- _Set task_
Your task is to output the entries below word for word.

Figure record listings
----------------

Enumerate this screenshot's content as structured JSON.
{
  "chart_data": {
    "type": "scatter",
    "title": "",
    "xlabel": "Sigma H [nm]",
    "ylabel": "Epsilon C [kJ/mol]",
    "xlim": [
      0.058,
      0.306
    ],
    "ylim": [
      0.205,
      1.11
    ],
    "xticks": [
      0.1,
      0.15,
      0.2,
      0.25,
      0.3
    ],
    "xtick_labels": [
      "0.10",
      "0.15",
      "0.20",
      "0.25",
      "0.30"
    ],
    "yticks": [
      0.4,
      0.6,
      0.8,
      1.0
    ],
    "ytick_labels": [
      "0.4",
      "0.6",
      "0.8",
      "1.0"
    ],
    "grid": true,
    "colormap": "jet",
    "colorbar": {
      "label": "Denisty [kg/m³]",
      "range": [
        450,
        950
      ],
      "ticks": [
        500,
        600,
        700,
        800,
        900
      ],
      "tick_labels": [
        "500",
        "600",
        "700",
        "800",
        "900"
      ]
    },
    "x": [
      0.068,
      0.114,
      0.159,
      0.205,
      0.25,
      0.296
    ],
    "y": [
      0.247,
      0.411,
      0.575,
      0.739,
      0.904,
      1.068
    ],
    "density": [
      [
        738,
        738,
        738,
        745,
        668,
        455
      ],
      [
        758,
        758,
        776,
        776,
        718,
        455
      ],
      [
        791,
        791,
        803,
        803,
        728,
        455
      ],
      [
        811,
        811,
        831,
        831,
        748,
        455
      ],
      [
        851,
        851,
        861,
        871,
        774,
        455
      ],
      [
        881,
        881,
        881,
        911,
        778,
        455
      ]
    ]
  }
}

----------------

- _Written response_
Enumerate this screenshot's content as structured JSON.
{
  "chart_data": {
    "type": "scatter",
    "title": "",
    "xlabel": "Sigma H [nm]",
    "ylabel": "Epsilon C [kJ/mol]",
    "xlim": [
      0.058,
      0.306
    ],
    "ylim": [
      0.205,
      1.11
    ],
    "xticks": [
      0.1,
      0.15,
      0.2,
      0.25,
      0.3
    ],
    "xtick_labels": [
      "0.10",
      "0.15",
      "0.20",
      "0.25",
      "0.30"
    ],
    "yticks": [
      0.4,
      0.6,
      0.8,
      1.0
    ],
    "ytick_labels": [
      "0.4",
      "0.6",
      "0.8",
      "1.0"
    ],
    "grid": true,
    "colormap": "jet",
    "colorbar": {
      "label": "Denisty [kg/m³]",
      "range": [
        450,
        950
      ],
      "ticks": [
        500,
        600,
        700,
        800,
        900
      ],
      "tick_labels": [
        "500",
        "600",
        "700",
        "800",
        "900"
      ]
    },
    "x": [
      0.068,
      0.114,
      0.159,
      0.205,
      0.25,
      0.296
    ],
    "y": [
      0.247,
      0.411,
      0.575,
      0.739,
      0.904,
      1.068
    ],
    "density": [
      [
        738,
        738,
        738,
        745,
        668,
        455
      ],
      [
        758,
        758,
        776,
        776,
        718,
        455
      ],
      [
        791,
        791,
        803,
        803,
        728,
        455
      ],
      [
        811,
        811,
        831,
        831,
        748,
        455
      ],
      [
        851,
        851,
        861,
        871,
        774,
        455
      ],
      [
        881,
        881,
        881,
        911,
        778,
        455
      ]
    ]
  }
}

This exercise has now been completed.